## RECORDED DATA
☆ ☆ ☆ ☆ ☆
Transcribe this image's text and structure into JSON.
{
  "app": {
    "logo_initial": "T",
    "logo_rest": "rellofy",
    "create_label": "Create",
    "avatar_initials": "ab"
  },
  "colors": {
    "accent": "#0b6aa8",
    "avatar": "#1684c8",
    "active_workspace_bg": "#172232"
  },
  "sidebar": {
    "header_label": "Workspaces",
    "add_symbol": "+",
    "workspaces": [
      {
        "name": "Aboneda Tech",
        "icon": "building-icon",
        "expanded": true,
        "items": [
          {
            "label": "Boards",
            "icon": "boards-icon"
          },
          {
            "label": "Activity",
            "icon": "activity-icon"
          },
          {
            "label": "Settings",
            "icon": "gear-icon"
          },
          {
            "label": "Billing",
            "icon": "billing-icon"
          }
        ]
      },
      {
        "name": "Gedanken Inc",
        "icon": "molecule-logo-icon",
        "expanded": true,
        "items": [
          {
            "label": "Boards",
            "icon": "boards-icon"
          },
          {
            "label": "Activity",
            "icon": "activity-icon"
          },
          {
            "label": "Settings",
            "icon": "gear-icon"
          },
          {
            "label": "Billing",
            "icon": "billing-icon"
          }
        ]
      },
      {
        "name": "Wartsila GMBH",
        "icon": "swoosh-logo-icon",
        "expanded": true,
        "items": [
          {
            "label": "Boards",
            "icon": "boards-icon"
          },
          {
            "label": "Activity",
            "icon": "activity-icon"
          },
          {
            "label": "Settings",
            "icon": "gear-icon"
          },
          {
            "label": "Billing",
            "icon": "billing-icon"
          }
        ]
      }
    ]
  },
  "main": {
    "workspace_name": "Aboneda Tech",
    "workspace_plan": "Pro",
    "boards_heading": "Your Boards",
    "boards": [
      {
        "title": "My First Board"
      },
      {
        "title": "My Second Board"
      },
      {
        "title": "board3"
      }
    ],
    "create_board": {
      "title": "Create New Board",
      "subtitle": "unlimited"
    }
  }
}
☆ ☆ ☆ ☆ ☆
## PROBLEM DESCRIPTION
Quote each line of the data above exactly as written.

## SOLUTION TO THE PROBLEM
Transcribe this image's text and structure into JSON.
{
  "app": {
    "logo_initial": "T",
    "logo_rest": "rellofy",
    "create_label": "Create",
    "avatar_initials": "ab"
  },
  "colors": {
    "accent": "#0b6aa8",
    "avatar": "#1684c8",
    "active_workspace_bg": "#172232"
  },
  "sidebar": {
    "header_label": "Workspaces",
    "add_symbol": "+",
    "workspaces": [
      {
        "name": "Aboneda Tech",
        "icon": "building-icon",
        "expanded": true,
        "items": [
          {
            "label": "Boards",
            "icon": "boards-icon"
          },
          {
            "label": "Activity",
            "icon": "activity-icon"
          },
          {
            "label": "Settings",
            "icon": "gear-icon"
          },
          {
            "label": "Billing",
            "icon": "billing-icon"
          }
        ]
      },
      {
        "name": "Gedanken Inc",
        "icon": "molecule-logo-icon",
        "expanded": true,
        "items": [
          {
            "label": "Boards",
            "icon": "boards-icon"
          },
          {
            "label": "Activity",
            "icon": "activity-icon"
          },
          {
            "label": "Settings",
            "icon": "gear-icon"
          },
          {
            "label": "Billing",
            "icon": "billing-icon"
          }
        ]
      },
      {
        "name": "Wartsila GMBH",
        "icon": "swoosh-logo-icon",
        "expanded": true,
        "items": [
          {
            "label": "Boards",
            "icon": "boards-icon"
          },
          {
            "label": "Activity",
            "icon": "activity-icon"
          },
          {
            "label": "Settings",
            "icon": "gear-icon"
          },
          {
            "label": "Billing",
            "icon": "billing-icon"
          }
        ]
      }
    ]
  },
  "main": {
    "workspace_name": "Aboneda Tech",
    "workspace_plan": "Pro",
    "boards_heading": "Your Boards",
    "boards": [
      {
        "title": "My First Board"
      },
      {
        "title": "My Second Board"
      },
      {
        "title": "board3"
      }
    ],
    "create_board": {
      "title": "Create New Board",
      "subtitle": "unlimited"
    }
  }
}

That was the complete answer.